Keep only the lines where "onderhoud" appears.

>> BEGIN

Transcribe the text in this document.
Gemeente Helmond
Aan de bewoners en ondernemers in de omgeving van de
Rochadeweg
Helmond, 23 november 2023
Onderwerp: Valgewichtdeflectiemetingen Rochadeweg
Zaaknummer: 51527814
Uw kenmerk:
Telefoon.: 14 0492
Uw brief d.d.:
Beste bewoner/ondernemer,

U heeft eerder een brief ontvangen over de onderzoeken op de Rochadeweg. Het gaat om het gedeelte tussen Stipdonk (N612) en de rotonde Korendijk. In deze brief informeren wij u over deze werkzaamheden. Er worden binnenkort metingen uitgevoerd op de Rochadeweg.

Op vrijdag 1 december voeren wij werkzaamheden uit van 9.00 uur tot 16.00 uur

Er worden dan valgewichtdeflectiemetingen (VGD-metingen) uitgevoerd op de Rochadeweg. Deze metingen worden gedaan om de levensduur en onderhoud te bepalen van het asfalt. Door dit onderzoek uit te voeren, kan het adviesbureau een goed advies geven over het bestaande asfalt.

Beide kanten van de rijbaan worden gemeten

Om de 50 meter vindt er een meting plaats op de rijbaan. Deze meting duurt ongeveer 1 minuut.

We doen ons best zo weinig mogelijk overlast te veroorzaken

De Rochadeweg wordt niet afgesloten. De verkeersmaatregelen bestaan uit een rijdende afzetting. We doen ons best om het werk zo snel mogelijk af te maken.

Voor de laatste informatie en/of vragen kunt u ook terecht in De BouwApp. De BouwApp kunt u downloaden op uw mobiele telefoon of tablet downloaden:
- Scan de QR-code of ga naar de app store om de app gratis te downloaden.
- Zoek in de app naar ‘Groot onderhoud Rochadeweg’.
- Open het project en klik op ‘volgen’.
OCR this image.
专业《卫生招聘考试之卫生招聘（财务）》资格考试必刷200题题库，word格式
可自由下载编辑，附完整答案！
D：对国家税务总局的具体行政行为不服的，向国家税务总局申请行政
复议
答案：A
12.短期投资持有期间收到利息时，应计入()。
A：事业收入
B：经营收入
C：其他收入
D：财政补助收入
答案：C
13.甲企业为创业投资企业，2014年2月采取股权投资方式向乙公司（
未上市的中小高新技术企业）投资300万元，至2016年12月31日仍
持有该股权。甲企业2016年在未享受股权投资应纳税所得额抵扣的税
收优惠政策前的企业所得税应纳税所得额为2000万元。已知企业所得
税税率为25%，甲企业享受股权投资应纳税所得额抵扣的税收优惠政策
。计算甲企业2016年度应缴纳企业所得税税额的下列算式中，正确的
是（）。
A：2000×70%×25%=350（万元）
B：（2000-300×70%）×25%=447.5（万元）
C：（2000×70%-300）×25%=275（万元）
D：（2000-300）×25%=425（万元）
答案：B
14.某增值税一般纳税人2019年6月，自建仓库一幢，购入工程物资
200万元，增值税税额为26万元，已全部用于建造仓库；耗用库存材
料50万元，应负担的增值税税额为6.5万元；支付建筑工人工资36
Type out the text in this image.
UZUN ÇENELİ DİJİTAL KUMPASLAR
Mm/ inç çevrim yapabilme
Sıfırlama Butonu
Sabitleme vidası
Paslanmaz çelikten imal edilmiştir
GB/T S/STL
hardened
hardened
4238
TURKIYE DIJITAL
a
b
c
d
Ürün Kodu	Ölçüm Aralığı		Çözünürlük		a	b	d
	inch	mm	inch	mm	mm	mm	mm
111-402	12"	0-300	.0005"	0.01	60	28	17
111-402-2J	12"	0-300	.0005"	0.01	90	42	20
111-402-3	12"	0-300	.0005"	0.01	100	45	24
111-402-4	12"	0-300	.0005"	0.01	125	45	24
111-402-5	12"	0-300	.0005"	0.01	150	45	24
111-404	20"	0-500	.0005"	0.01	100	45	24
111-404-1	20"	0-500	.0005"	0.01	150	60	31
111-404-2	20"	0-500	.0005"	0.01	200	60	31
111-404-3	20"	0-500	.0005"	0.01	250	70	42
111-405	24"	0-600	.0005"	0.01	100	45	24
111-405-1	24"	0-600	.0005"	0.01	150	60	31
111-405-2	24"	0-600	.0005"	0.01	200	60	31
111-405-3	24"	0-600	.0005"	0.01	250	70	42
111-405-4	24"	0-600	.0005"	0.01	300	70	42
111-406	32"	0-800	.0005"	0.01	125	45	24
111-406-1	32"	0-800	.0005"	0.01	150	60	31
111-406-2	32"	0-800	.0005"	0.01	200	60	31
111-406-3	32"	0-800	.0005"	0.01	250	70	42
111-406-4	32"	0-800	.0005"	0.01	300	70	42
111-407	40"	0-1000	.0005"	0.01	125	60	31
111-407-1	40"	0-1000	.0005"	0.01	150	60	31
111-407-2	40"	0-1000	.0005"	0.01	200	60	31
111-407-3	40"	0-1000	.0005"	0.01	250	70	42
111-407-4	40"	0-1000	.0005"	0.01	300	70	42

>> END

▶ [SOLUTION FOR THIS PROBLEM]:
Er worden dan valgewichtdeflectiemetingen (VGD-metingen) uitgevoerd op de Rochadeweg. Deze metingen worden gedaan om de levensduur en onderhoud te bepalen van het asfalt. Door dit onderzoek uit te voeren, kan het adviesbureau een goed advies geven over het bestaande asfalt.
- Zoek in de app naar ‘Groot onderhoud Rochadeweg’.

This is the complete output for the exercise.